Repeat the data below exactly, dropping any pictures it holds.

Data excerpts —
+ + + + +
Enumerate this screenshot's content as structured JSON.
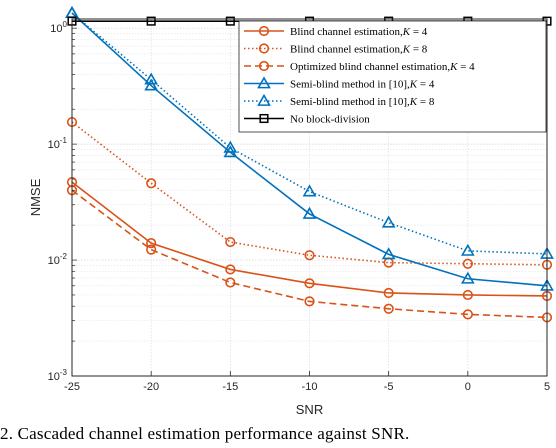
{
  "caption": "2.  Cascaded channel estimation performance against SNR.",
  "chart_data": {
    "type": "line",
    "title": "",
    "xlabel": "SNR",
    "ylabel": "NMSE",
    "yscale": "log",
    "xlim": [
      -25,
      5
    ],
    "ylim": [
      0.001,
      1.2
    ],
    "grid": true,
    "legend_position": "top-right",
    "x": [
      -25,
      -20,
      -15,
      -10,
      -5,
      0,
      5
    ],
    "xticks": [
      "-25",
      "-20",
      "-15",
      "-10",
      "-5",
      "0",
      "5"
    ],
    "yticks": [
      {
        "value": 0.001,
        "base": "10",
        "exp": "-3"
      },
      {
        "value": 0.01,
        "base": "10",
        "exp": "-2"
      },
      {
        "value": 0.1,
        "base": "10",
        "exp": "-1"
      },
      {
        "value": 1,
        "base": "10",
        "exp": "0"
      }
    ],
    "colors": {
      "orange": "#D95319",
      "blue": "#0072BD",
      "black": "#000000"
    },
    "series": [
      {
        "name": "Blind channel estimation,",
        "k": "4",
        "color": "#D95319",
        "dash": "solid",
        "marker": "circle",
        "values": [
          0.047,
          0.014,
          0.0083,
          0.0063,
          0.0052,
          0.005,
          0.0049
        ]
      },
      {
        "name": "Blind channel estimation,",
        "k": "8",
        "color": "#D95319",
        "dash": "dotted",
        "marker": "circle",
        "values": [
          0.155,
          0.046,
          0.0143,
          0.011,
          0.0095,
          0.0093,
          0.0091
        ]
      },
      {
        "name": "Optimized blind channel estimation,",
        "k": "4",
        "color": "#D95319",
        "dash": "dashed",
        "marker": "circle",
        "values": [
          0.04,
          0.0123,
          0.0064,
          0.0044,
          0.0038,
          0.0034,
          0.0032
        ]
      },
      {
        "name": "Semi-blind method in [10],",
        "k": "4",
        "color": "#0072BD",
        "dash": "solid",
        "marker": "triangle",
        "values": [
          1.35,
          0.32,
          0.085,
          0.025,
          0.0112,
          0.0069,
          0.006
        ]
      },
      {
        "name": "Semi-blind method in [10],",
        "k": "8",
        "color": "#0072BD",
        "dash": "dotted",
        "marker": "triangle",
        "values": [
          1.35,
          0.36,
          0.093,
          0.039,
          0.021,
          0.012,
          0.0113
        ]
      },
      {
        "name": "No block-division",
        "k": "",
        "color": "#000000",
        "dash": "solid",
        "marker": "square",
        "values": [
          1.15,
          1.15,
          1.15,
          1.15,
          1.15,
          1.15,
          1.15
        ]
      }
    ]
  }
}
+ + + + +
Task solution —
Enumerate this screenshot's content as structured JSON.
{
  "caption": "2.  Cascaded channel estimation performance against SNR.",
  "chart_data": {
    "type": "line",
    "title": "",
    "xlabel": "SNR",
    "ylabel": "NMSE",
    "yscale": "log",
    "xlim": [
      -25,
      5
    ],
    "ylim": [
      0.001,
      1.2
    ],
    "grid": true,
    "legend_position": "top-right",
    "x": [
      -25,
      -20,
      -15,
      -10,
      -5,
      0,
      5
    ],
    "xticks": [
      "-25",
      "-20",
      "-15",
      "-10",
      "-5",
      "0",
      "5"
    ],
    "yticks": [
      {
        "value": 0.001,
        "base": "10",
        "exp": "-3"
      },
      {
        "value": 0.01,
        "base": "10",
        "exp": "-2"
      },
      {
        "value": 0.1,
        "base": "10",
        "exp": "-1"
      },
      {
        "value": 1,
        "base": "10",
        "exp": "0"
      }
    ],
    "colors": {
      "orange": "#D95319",
      "blue": "#0072BD",
      "black": "#000000"
    },
    "series": [
      {
        "name": "Blind channel estimation,",
        "k": "4",
        "color": "#D95319",
        "dash": "solid",
        "marker": "circle",
        "values": [
          0.047,
          0.014,
          0.0083,
          0.0063,
          0.0052,
          0.005,
          0.0049
        ]
      },
      {
        "name": "Blind channel estimation,",
        "k": "8",
        "color": "#D95319",
        "dash": "dotted",
        "marker": "circle",
        "values": [
          0.155,
          0.046,
          0.0143,
          0.011,
          0.0095,
          0.0093,
          0.0091
        ]
      },
      {
        "name": "Optimized blind channel estimation,",
        "k": "4",
        "color": "#D95319",
        "dash": "dashed",
        "marker": "circle",
        "values": [
          0.04,
          0.0123,
          0.0064,
          0.0044,
          0.0038,
          0.0034,
          0.0032
        ]
      },
      {
        "name": "Semi-blind method in [10],",
        "k": "4",
        "color": "#0072BD",
        "dash": "solid",
        "marker": "triangle",
        "values": [
          1.35,
          0.32,
          0.085,
          0.025,
          0.0112,
          0.0069,
          0.006
        ]
      },
      {
        "name": "Semi-blind method in [10],",
        "k": "8",
        "color": "#0072BD",
        "dash": "dotted",
        "marker": "triangle",
        "values": [
          1.35,
          0.36,
          0.093,
          0.039,
          0.021,
          0.012,
          0.0113
        ]
      },
      {
        "name": "No block-division",
        "k": "",
        "color": "#000000",
        "dash": "solid",
        "marker": "square",
        "values": [
          1.15,
          1.15,
          1.15,
          1.15,
          1.15,
          1.15,
          1.15
        ]
      }
    ]
  }
}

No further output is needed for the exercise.